# Problem details
Every entry needs to be reproduced exactly.

# Dataset content
# # # #
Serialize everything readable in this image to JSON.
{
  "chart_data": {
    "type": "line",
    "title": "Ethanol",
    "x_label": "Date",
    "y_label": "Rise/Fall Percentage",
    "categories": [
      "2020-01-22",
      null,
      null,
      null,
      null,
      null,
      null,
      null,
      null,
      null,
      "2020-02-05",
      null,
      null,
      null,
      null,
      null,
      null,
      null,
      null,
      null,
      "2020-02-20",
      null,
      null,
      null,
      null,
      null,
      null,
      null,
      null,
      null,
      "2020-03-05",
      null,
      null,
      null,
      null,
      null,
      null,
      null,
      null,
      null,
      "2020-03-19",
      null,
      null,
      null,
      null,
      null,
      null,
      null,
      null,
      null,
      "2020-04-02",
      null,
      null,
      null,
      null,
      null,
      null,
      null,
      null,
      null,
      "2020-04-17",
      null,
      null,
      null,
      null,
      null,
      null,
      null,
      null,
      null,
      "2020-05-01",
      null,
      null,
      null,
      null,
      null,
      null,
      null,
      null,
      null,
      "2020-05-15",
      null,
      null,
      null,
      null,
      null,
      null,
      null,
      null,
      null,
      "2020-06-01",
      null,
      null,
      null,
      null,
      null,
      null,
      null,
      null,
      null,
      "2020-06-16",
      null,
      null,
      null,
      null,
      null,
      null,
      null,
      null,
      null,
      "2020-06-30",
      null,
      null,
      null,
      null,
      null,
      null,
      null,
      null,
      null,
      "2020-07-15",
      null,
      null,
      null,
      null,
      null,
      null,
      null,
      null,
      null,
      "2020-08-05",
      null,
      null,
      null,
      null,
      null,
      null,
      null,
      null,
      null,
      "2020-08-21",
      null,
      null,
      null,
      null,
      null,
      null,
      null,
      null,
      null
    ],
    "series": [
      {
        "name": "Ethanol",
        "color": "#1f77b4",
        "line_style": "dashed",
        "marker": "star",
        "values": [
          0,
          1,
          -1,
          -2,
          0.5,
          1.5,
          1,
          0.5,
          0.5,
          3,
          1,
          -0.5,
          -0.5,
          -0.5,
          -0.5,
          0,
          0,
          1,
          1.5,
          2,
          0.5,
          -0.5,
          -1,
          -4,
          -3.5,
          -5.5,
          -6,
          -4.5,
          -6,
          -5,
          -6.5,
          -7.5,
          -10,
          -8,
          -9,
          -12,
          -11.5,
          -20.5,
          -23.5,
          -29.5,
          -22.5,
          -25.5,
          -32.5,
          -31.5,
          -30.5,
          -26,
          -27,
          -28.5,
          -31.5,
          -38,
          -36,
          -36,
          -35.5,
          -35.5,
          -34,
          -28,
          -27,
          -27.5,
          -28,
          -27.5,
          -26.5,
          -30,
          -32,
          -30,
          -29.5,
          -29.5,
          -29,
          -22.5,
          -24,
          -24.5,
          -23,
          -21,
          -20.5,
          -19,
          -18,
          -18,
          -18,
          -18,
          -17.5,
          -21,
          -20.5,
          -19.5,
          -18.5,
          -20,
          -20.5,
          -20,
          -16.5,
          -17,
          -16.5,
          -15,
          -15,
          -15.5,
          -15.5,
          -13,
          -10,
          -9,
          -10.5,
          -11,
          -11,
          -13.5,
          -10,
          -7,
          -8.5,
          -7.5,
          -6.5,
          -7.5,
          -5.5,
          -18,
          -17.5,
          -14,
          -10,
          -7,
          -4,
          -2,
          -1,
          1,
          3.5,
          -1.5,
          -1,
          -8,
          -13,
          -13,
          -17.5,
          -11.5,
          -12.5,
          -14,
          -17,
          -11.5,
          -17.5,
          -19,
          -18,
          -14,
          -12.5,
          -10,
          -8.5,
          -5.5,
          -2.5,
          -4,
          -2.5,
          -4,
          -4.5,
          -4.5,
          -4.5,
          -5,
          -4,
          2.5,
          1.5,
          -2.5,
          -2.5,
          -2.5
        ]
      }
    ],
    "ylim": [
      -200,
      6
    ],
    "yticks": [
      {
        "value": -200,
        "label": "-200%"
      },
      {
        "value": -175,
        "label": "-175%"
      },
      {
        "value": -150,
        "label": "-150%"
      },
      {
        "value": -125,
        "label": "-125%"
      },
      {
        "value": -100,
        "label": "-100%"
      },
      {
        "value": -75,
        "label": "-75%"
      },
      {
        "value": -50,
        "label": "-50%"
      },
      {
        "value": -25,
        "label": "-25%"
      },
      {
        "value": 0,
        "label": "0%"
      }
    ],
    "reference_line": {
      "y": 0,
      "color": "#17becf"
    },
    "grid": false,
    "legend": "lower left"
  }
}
# # # #
# Finished exercise
Serialize everything readable in this image to JSON.
{
  "chart_data": {
    "type": "line",
    "title": "Ethanol",
    "x_label": "Date",
    "y_label": "Rise/Fall Percentage",
    "categories": [
      "2020-01-22",
      null,
      null,
      null,
      null,
      null,
      null,
      null,
      null,
      null,
      "2020-02-05",
      null,
      null,
      null,
      null,
      null,
      null,
      null,
      null,
      null,
      "2020-02-20",
      null,
      null,
      null,
      null,
      null,
      null,
      null,
      null,
      null,
      "2020-03-05",
      null,
      null,
      null,
      null,
      null,
      null,
      null,
      null,
      null,
      "2020-03-19",
      null,
      null,
      null,
      null,
      null,
      null,
      null,
      null,
      null,
      "2020-04-02",
      null,
      null,
      null,
      null,
      null,
      null,
      null,
      null,
      null,
      "2020-04-17",
      null,
      null,
      null,
      null,
      null,
      null,
      null,
      null,
      null,
      "2020-05-01",
      null,
      null,
      null,
      null,
      null,
      null,
      null,
      null,
      null,
      "2020-05-15",
      null,
      null,
      null,
      null,
      null,
      null,
      null,
      null,
      null,
      "2020-06-01",
      null,
      null,
      null,
      null,
      null,
      null,
      null,
      null,
      null,
      "2020-06-16",
      null,
      null,
      null,
      null,
      null,
      null,
      null,
      null,
      null,
      "2020-06-30",
      null,
      null,
      null,
      null,
      null,
      null,
      null,
      null,
      null,
      "2020-07-15",
      null,
      null,
      null,
      null,
      null,
      null,
      null,
      null,
      null,
      "2020-08-05",
      null,
      null,
      null,
      null,
      null,
      null,
      null,
      null,
      null,
      "2020-08-21",
      null,
      null,
      null,
      null,
      null,
      null,
      null,
      null,
      null
    ],
    "series": [
      {
        "name": "Ethanol",
        "color": "#1f77b4",
        "line_style": "dashed",
        "marker": "star",
        "values": [
          0,
          1,
          -1,
          -2,
          0.5,
          1.5,
          1,
          0.5,
          0.5,
          3,
          1,
          -0.5,
          -0.5,
          -0.5,
          -0.5,
          0,
          0,
          1,
          1.5,
          2,
          0.5,
          -0.5,
          -1,
          -4,
          -3.5,
          -5.5,
          -6,
          -4.5,
          -6,
          -5,
          -6.5,
          -7.5,
          -10,
          -8,
          -9,
          -12,
          -11.5,
          -20.5,
          -23.5,
          -29.5,
          -22.5,
          -25.5,
          -32.5,
          -31.5,
          -30.5,
          -26,
          -27,
          -28.5,
          -31.5,
          -38,
          -36,
          -36,
          -35.5,
          -35.5,
          -34,
          -28,
          -27,
          -27.5,
          -28,
          -27.5,
          -26.5,
          -30,
          -32,
          -30,
          -29.5,
          -29.5,
          -29,
          -22.5,
          -24,
          -24.5,
          -23,
          -21,
          -20.5,
          -19,
          -18,
          -18,
          -18,
          -18,
          -17.5,
          -21,
          -20.5,
          -19.5,
          -18.5,
          -20,
          -20.5,
          -20,
          -16.5,
          -17,
          -16.5,
          -15,
          -15,
          -15.5,
          -15.5,
          -13,
          -10,
          -9,
          -10.5,
          -11,
          -11,
          -13.5,
          -10,
          -7,
          -8.5,
          -7.5,
          -6.5,
          -7.5,
          -5.5,
          -18,
          -17.5,
          -14,
          -10,
          -7,
          -4,
          -2,
          -1,
          1,
          3.5,
          -1.5,
          -1,
          -8,
          -13,
          -13,
          -17.5,
          -11.5,
          -12.5,
          -14,
          -17,
          -11.5,
          -17.5,
          -19,
          -18,
          -14,
          -12.5,
          -10,
          -8.5,
          -5.5,
          -2.5,
          -4,
          -2.5,
          -4,
          -4.5,
          -4.5,
          -4.5,
          -5,
          -4,
          2.5,
          1.5,
          -2.5,
          -2.5,
          -2.5
        ]
      }
    ],
    "ylim": [
      -200,
      6
    ],
    "yticks": [
      {
        "value": -200,
        "label": "-200%"
      },
      {
        "value": -175,
        "label": "-175%"
      },
      {
        "value": -150,
        "label": "-150%"
      },
      {
        "value": -125,
        "label": "-125%"
      },
      {
        "value": -100,
        "label": "-100%"
      },
      {
        "value": -75,
        "label": "-75%"
      },
      {
        "value": -50,
        "label": "-50%"
      },
      {
        "value": -25,
        "label": "-25%"
      },
      {
        "value": 0,
        "label": "0%"
      }
    ],
    "reference_line": {
      "y": 0,
      "color": "#17becf"
    },
    "grid": false,
    "legend": "lower left"
  }
}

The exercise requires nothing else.